Output all lines exactly, with nothing added or dropped.

Stored rows →
-- -- --

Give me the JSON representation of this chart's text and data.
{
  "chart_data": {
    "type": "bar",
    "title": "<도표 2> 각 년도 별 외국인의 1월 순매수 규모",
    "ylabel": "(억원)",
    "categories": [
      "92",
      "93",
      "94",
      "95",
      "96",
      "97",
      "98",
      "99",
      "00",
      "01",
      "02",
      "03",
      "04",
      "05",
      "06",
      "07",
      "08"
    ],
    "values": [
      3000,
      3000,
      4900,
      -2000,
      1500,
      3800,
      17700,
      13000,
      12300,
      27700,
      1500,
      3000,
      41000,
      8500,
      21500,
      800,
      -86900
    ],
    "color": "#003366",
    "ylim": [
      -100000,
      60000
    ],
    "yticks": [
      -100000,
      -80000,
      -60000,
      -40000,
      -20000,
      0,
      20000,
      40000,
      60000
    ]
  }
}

-- -- --

Complete output →
Give me the JSON representation of this chart's text and data.
{
  "chart_data": {
    "type": "bar",
    "title": "<도표 2> 각 년도 별 외국인의 1월 순매수 규모",
    "ylabel": "(억원)",
    "categories": [
      "92",
      "93",
      "94",
      "95",
      "96",
      "97",
      "98",
      "99",
      "00",
      "01",
      "02",
      "03",
      "04",
      "05",
      "06",
      "07",
      "08"
    ],
    "values": [
      3000,
      3000,
      4900,
      -2000,
      1500,
      3800,
      17700,
      13000,
      12300,
      27700,
      1500,
      3000,
      41000,
      8500,
      21500,
      800,
      -86900
    ],
    "color": "#003366",
    "ylim": [
      -100000,
      60000
    ],
    "yticks": [
      -100000,
      -80000,
      -60000,
      -40000,
      -20000,
      0,
      20000,
      40000,
      60000
    ]
  }
}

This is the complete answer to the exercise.